*Problem requirements*. Look through the listing and locate every line containing the word "object"; copy those lines.

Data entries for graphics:
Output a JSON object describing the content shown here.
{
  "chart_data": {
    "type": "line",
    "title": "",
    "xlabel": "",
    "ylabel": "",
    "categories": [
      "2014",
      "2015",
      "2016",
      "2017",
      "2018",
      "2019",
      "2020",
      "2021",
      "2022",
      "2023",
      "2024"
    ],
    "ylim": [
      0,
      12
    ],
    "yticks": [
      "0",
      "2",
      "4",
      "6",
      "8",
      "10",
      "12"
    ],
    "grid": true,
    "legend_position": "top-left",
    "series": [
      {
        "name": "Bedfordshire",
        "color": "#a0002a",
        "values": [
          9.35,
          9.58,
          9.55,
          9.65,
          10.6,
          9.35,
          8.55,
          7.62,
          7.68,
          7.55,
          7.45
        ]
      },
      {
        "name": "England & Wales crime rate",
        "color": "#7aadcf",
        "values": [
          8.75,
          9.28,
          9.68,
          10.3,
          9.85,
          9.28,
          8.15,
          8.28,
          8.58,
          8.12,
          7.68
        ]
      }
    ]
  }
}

---

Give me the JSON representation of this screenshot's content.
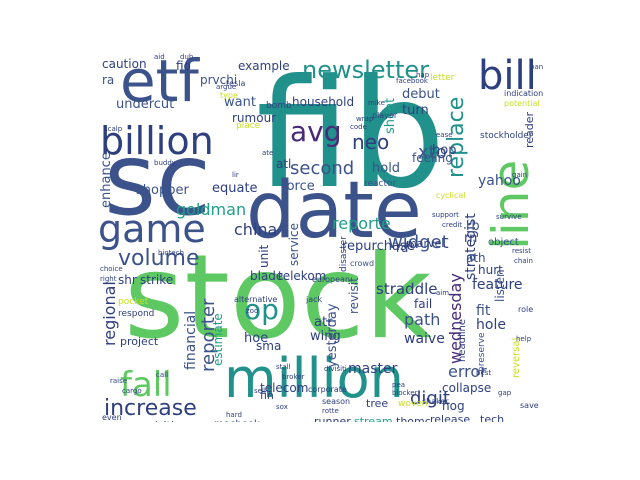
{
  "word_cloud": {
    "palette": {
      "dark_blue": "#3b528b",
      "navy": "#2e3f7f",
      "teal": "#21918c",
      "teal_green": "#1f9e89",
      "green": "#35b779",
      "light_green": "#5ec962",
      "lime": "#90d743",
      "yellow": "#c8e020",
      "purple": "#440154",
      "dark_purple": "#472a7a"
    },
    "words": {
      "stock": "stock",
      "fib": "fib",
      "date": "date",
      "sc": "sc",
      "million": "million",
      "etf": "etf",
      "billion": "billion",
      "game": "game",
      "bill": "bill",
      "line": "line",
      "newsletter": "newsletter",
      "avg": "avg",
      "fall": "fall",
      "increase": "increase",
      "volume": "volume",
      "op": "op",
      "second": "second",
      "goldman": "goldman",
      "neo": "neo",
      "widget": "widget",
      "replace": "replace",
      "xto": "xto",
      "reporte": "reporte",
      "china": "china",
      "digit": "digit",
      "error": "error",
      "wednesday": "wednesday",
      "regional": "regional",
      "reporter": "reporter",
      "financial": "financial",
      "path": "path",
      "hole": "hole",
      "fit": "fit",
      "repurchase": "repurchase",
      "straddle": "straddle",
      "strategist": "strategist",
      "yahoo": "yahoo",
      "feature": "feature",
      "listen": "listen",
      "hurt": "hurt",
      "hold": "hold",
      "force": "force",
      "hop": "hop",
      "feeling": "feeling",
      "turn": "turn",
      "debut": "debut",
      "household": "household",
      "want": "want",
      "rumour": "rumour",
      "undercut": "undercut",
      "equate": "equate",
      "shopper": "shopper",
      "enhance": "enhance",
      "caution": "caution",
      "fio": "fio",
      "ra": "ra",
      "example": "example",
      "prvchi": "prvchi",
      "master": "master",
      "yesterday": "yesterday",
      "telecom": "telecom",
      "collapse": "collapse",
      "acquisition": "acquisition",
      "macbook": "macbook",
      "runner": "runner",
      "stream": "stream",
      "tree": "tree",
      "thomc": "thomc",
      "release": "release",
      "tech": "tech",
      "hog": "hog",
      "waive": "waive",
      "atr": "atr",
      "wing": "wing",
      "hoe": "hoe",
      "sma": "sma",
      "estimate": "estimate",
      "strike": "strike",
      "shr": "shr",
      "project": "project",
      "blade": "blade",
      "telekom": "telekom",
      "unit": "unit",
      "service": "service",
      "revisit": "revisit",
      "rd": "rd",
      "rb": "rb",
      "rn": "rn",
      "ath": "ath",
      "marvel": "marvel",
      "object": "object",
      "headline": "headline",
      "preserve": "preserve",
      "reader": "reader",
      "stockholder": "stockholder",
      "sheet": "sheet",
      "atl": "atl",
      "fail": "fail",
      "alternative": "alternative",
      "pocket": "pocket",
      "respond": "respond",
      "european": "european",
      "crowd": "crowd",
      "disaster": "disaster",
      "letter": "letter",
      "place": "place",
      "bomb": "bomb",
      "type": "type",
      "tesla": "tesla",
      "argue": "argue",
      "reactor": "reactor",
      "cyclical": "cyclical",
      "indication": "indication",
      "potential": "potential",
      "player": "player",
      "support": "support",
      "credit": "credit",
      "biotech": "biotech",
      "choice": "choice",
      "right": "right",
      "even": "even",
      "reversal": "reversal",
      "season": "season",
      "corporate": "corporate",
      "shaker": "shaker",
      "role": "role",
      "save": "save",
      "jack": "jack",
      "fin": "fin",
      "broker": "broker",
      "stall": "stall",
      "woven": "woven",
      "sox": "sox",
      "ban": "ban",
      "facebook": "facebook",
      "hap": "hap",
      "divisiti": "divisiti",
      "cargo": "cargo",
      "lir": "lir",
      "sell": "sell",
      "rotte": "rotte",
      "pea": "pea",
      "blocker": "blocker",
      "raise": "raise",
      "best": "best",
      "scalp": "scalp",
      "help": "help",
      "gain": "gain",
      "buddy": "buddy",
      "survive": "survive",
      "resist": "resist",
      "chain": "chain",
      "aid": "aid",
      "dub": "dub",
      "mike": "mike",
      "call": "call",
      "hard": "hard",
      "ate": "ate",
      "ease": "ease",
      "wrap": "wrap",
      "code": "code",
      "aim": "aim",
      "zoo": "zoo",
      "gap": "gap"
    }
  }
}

*Full solution*.
Output a JSON object describing the content shown here.
      "object": "object",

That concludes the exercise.